- _Brief_: Pick out the lines containing "RAID".

[begin Input data]

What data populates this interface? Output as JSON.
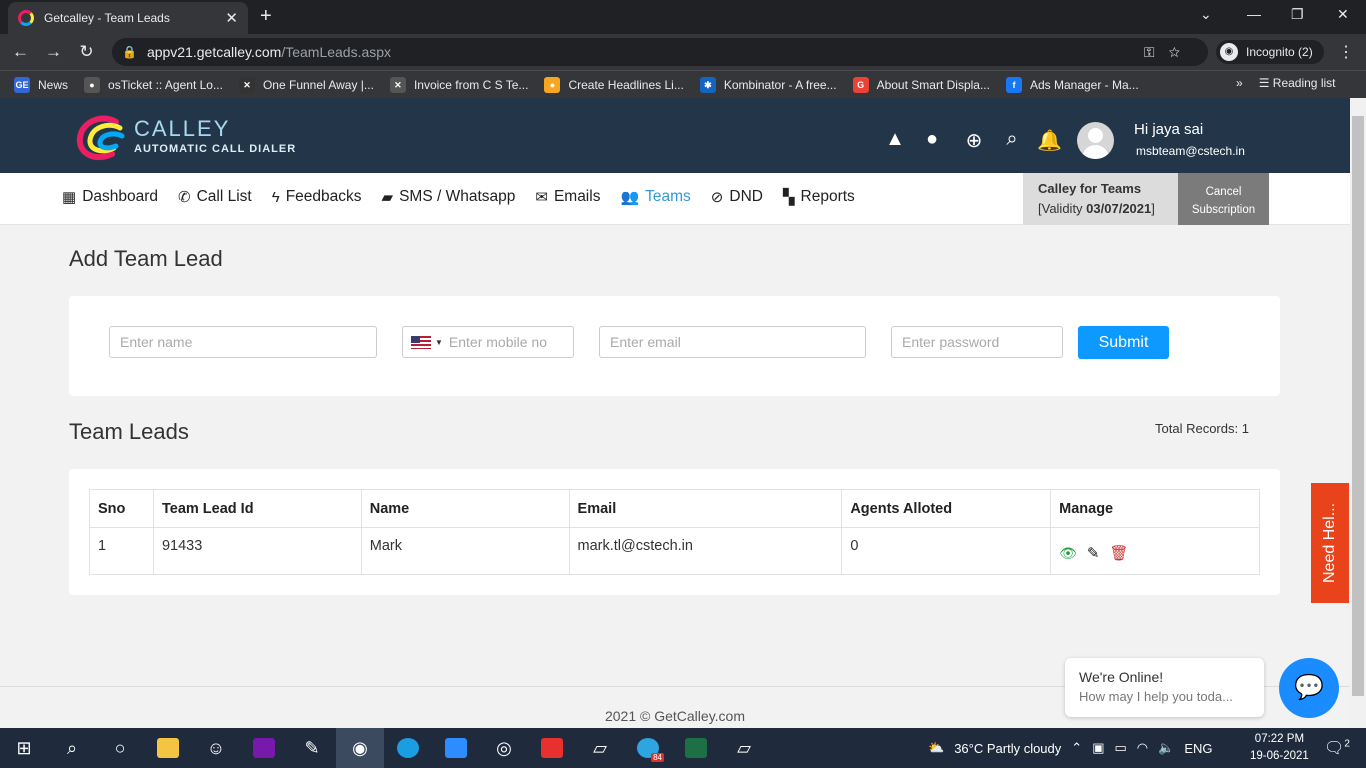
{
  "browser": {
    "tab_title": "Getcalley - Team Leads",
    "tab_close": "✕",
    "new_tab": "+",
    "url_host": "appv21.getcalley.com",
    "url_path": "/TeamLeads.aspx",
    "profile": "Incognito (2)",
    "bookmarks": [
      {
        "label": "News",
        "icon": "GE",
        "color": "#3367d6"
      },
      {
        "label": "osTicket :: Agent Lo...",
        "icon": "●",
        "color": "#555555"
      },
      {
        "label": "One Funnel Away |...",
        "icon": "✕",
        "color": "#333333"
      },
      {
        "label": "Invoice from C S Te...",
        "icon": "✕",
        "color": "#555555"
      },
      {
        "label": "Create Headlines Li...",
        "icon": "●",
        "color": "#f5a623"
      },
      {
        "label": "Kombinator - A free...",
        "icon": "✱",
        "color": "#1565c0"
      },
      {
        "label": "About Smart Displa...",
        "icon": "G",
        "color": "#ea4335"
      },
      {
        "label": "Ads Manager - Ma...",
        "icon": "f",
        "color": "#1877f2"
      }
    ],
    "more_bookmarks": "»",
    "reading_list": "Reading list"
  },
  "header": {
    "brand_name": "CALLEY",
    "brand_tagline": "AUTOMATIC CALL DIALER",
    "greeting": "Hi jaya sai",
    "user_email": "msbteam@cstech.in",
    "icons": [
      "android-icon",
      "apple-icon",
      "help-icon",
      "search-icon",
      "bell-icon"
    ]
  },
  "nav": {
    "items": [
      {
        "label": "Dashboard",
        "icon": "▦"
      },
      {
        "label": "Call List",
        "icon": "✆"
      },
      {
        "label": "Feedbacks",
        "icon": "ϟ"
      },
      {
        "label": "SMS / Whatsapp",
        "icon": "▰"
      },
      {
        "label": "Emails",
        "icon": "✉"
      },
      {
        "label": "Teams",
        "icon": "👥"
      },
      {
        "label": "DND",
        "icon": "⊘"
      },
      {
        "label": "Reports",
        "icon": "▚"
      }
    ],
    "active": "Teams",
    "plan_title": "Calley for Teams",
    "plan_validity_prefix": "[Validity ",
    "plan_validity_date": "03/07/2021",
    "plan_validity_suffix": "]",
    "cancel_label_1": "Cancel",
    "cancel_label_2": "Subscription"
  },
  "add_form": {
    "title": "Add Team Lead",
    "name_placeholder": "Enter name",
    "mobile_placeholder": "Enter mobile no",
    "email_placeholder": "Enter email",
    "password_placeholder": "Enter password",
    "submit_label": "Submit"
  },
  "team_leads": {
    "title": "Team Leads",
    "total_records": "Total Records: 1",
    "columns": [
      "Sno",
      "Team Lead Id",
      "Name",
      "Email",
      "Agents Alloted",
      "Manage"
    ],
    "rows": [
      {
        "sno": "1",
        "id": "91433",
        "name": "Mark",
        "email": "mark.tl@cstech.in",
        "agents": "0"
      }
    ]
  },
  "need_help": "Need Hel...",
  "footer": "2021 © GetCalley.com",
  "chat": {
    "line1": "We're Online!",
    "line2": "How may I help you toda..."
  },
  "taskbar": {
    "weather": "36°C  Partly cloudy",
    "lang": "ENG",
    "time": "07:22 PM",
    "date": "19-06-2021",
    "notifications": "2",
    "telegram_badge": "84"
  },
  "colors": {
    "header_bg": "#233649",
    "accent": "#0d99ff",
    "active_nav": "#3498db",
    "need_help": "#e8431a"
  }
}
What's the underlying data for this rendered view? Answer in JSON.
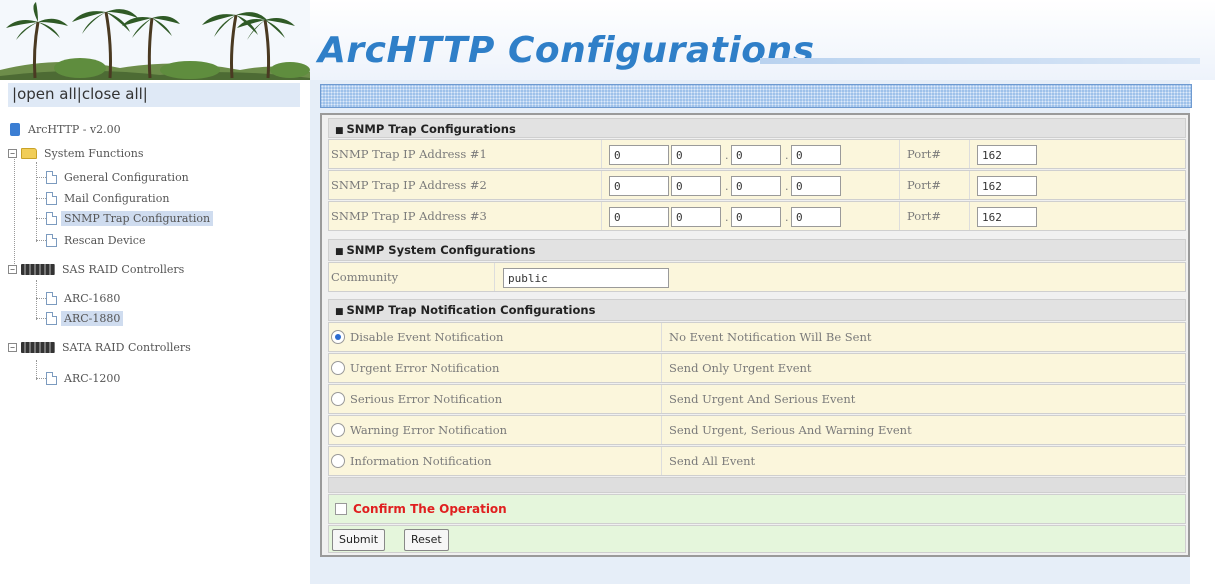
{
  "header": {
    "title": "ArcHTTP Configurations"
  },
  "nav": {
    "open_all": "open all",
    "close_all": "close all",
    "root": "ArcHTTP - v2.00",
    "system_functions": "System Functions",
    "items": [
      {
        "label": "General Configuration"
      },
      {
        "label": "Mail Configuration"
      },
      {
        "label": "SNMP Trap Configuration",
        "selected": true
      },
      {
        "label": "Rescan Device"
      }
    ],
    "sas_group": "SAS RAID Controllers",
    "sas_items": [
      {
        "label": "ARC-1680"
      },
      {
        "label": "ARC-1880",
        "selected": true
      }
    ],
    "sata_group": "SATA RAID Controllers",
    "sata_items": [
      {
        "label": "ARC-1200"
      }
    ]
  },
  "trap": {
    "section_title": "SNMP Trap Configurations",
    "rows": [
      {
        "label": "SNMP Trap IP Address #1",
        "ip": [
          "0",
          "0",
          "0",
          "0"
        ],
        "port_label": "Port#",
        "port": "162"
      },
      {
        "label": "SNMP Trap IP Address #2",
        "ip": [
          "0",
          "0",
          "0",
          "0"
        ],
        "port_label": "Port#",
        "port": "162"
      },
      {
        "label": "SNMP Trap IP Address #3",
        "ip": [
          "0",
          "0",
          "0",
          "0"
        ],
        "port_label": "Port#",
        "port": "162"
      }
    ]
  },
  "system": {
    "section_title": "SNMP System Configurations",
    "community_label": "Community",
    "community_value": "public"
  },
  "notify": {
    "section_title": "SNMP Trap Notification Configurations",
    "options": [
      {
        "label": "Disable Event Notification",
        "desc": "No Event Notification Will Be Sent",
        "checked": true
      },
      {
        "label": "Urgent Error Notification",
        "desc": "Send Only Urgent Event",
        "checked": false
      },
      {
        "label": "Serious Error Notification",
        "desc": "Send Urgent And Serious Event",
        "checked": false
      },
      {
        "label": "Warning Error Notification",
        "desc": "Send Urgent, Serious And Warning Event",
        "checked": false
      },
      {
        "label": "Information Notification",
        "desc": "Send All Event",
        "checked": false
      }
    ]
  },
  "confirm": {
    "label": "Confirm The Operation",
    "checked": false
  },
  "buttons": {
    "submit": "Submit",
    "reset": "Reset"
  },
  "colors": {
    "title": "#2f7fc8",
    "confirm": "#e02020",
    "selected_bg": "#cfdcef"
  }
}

[end Input data]

- _Answer below_:
    "sas_group": "SAS RAID Controllers",
    "sata_group": "SATA RAID Controllers",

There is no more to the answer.